Stated exercise: Rewrite the listing below, replacing "pad-render" with "pad-preview" and leaving every other line unchanged.

Stored items:
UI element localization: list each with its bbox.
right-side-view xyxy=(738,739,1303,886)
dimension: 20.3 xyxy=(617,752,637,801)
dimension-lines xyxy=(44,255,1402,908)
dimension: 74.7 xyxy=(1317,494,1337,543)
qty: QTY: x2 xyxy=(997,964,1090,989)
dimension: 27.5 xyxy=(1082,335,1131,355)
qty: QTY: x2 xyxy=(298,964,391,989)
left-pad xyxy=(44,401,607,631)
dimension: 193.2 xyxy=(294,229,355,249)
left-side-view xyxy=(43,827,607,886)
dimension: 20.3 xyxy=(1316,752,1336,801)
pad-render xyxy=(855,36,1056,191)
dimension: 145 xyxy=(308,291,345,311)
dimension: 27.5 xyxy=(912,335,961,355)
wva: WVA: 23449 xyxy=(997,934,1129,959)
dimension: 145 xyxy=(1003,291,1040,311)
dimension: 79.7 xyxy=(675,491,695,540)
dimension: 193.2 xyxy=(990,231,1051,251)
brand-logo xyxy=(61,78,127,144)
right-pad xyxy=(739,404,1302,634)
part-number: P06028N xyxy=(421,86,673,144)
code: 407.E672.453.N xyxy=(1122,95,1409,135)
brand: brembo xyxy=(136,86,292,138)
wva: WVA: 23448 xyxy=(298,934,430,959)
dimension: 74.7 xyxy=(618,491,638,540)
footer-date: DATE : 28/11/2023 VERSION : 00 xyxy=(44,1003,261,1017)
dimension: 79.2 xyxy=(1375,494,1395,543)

Solution to this exercise:
UI element localization: list each with its bbox.
right-side-view xyxy=(738,739,1303,886)
dimension: 20.3 xyxy=(617,752,637,801)
dimension-lines xyxy=(44,255,1402,908)
dimension: 74.7 xyxy=(1317,494,1337,543)
qty: QTY: x2 xyxy=(997,964,1090,989)
dimension: 27.5 xyxy=(1082,335,1131,355)
qty: QTY: x2 xyxy=(298,964,391,989)
left-pad xyxy=(44,401,607,631)
dimension: 193.2 xyxy=(294,229,355,249)
left-side-view xyxy=(43,827,607,886)
dimension: 20.3 xyxy=(1316,752,1336,801)
pad-preview xyxy=(855,36,1056,191)
dimension: 145 xyxy=(308,291,345,311)
dimension: 27.5 xyxy=(912,335,961,355)
wva: WVA: 23449 xyxy=(997,934,1129,959)
dimension: 145 xyxy=(1003,291,1040,311)
dimension: 79.7 xyxy=(675,491,695,540)
dimension: 193.2 xyxy=(990,231,1051,251)
brand-logo xyxy=(61,78,127,144)
right-pad xyxy=(739,404,1302,634)
part-number: P06028N xyxy=(421,86,673,144)
code: 407.E672.453.N xyxy=(1122,95,1409,135)
brand: brembo xyxy=(136,86,292,138)
wva: WVA: 23448 xyxy=(298,934,430,959)
dimension: 74.7 xyxy=(618,491,638,540)
footer-date: DATE : 28/11/2023 VERSION : 00 xyxy=(44,1003,261,1017)
dimension: 79.2 xyxy=(1375,494,1395,543)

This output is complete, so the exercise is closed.